TASK OBJECTIVE: Take each line containing "icon" and report it exactly as written.

_____

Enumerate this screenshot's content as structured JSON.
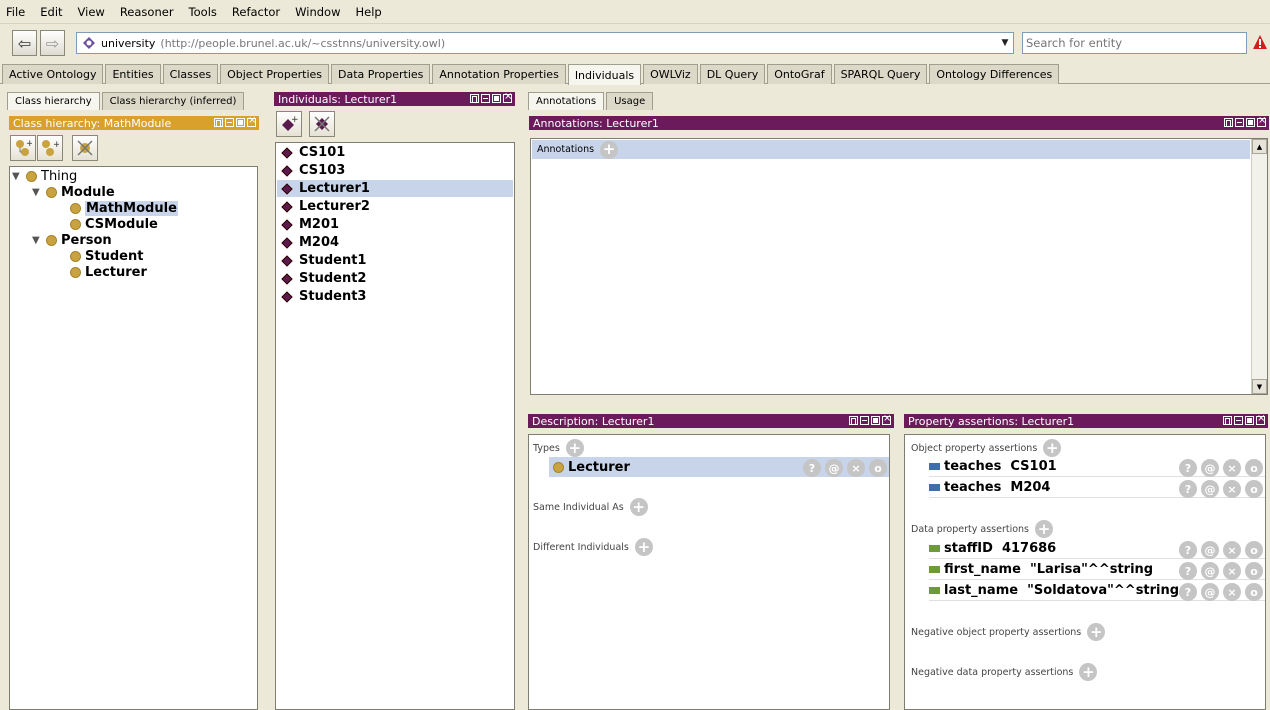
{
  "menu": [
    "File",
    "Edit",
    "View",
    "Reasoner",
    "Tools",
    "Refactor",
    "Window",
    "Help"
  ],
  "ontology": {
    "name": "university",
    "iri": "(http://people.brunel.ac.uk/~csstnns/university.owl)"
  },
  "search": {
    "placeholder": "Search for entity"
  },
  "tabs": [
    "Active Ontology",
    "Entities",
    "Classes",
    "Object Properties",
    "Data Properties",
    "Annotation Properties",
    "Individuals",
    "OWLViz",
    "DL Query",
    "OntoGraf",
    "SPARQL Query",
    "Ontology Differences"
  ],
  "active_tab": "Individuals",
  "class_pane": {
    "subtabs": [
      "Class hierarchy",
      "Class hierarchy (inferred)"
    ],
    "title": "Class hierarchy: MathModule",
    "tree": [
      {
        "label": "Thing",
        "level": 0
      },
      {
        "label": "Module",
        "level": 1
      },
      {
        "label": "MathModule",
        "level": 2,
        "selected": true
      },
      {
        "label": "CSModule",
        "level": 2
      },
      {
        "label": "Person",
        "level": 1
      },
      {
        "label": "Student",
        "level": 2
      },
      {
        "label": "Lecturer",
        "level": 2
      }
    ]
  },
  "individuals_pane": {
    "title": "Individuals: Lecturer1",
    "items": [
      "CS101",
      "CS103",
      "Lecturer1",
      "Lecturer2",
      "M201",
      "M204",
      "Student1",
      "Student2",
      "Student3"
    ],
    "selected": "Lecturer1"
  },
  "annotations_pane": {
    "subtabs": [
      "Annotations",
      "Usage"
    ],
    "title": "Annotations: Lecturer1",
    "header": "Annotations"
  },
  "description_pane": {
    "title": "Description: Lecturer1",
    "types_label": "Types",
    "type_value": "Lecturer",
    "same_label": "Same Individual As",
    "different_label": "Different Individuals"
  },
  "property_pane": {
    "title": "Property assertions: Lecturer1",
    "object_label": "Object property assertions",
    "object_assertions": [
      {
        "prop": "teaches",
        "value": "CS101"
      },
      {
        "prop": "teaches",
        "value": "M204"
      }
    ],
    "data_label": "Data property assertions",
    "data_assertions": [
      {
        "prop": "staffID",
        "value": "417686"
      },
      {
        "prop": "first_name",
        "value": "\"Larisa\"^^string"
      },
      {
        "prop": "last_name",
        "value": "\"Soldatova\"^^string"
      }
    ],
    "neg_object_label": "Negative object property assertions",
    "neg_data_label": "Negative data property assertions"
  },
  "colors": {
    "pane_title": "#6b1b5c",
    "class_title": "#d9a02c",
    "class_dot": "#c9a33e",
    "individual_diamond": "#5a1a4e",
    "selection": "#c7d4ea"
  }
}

_____

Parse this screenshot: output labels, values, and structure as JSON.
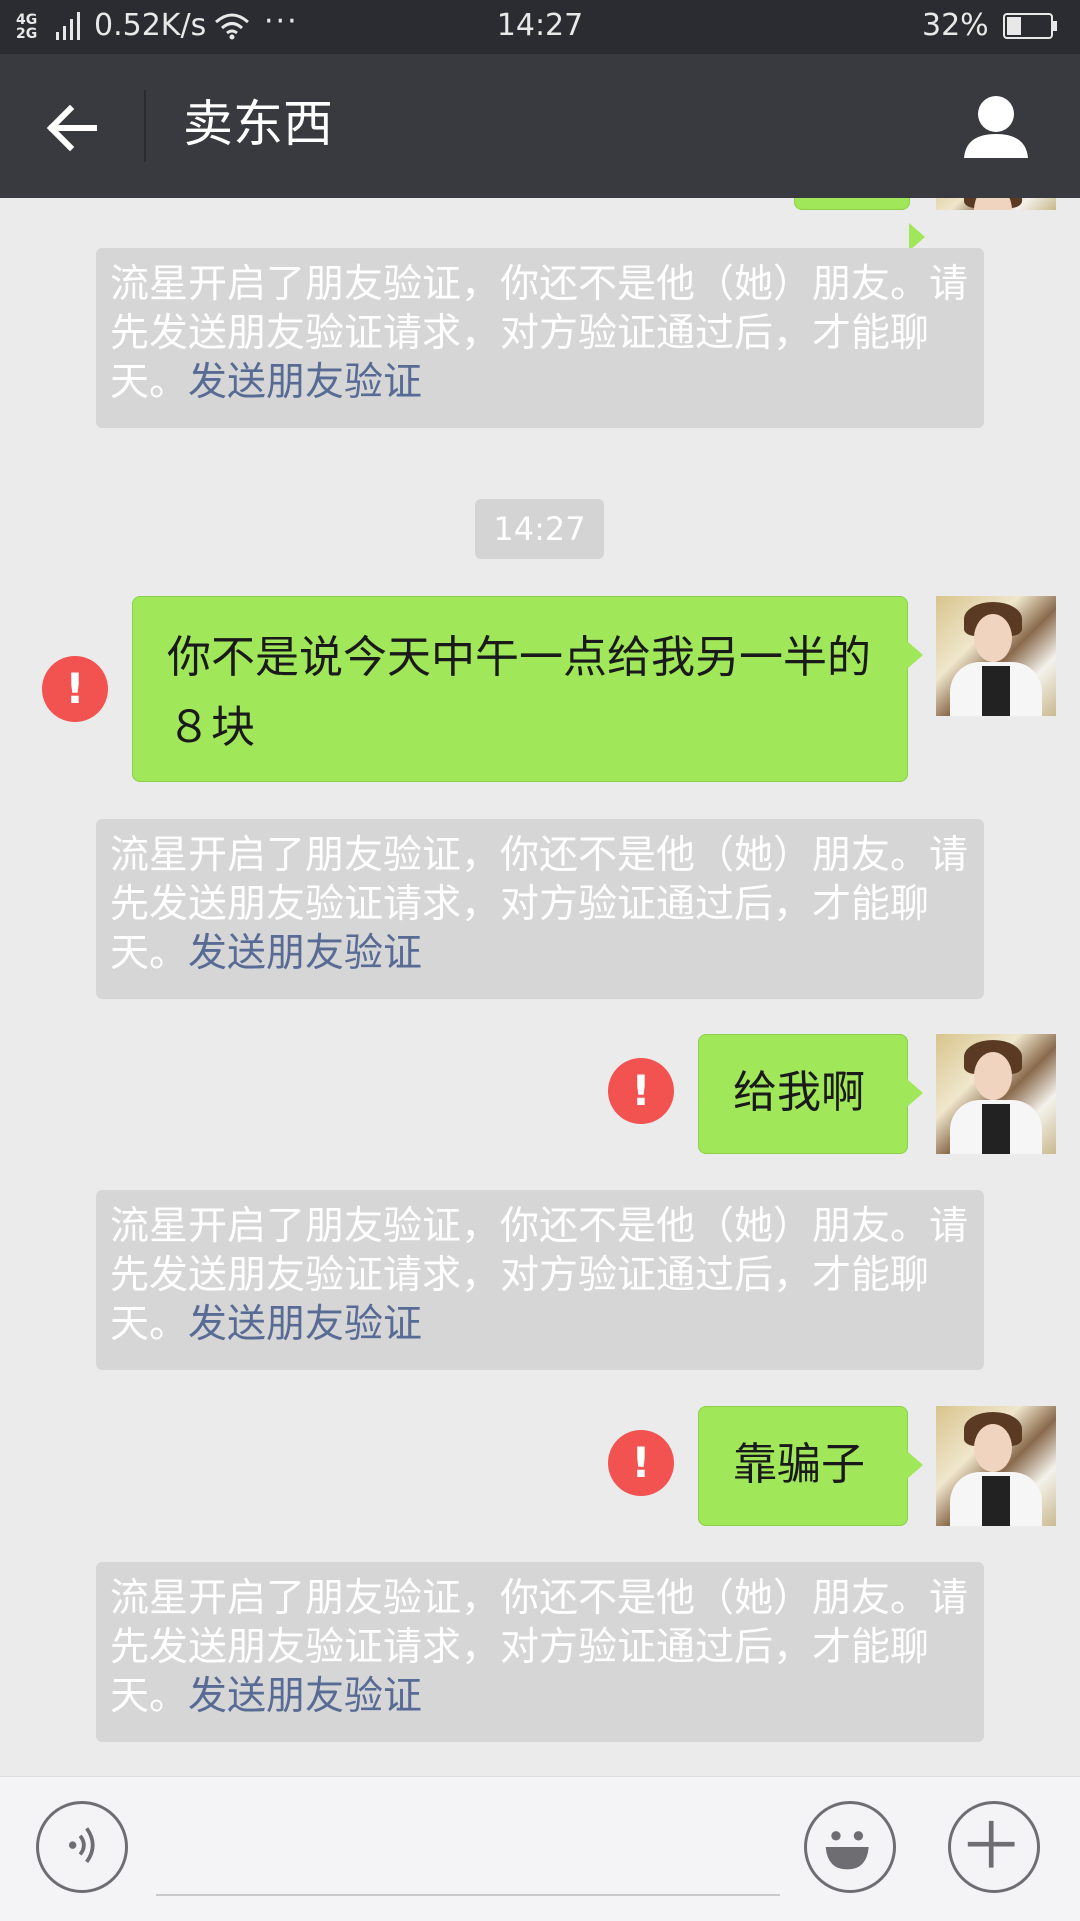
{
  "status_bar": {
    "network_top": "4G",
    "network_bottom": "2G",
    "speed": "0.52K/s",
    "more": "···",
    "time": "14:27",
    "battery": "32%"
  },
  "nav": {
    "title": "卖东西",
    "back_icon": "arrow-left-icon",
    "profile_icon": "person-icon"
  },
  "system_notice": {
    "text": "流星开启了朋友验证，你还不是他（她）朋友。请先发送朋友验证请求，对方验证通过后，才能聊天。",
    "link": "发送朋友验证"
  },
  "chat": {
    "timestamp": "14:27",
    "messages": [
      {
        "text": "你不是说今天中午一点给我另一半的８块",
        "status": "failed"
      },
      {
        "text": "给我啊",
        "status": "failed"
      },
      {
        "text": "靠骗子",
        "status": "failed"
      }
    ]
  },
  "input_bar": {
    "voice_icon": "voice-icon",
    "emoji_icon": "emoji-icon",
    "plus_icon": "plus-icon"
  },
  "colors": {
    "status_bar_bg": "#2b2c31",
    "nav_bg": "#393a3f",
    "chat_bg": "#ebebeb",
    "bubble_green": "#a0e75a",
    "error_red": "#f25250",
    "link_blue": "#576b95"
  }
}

_____

RESULT OF THE EXERCISE:
    "back_icon": "arrow-left-icon",
    "profile_icon": "person-icon"
    "voice_icon": "voice-icon",
    "emoji_icon": "emoji-icon",
    "plus_icon": "plus-icon"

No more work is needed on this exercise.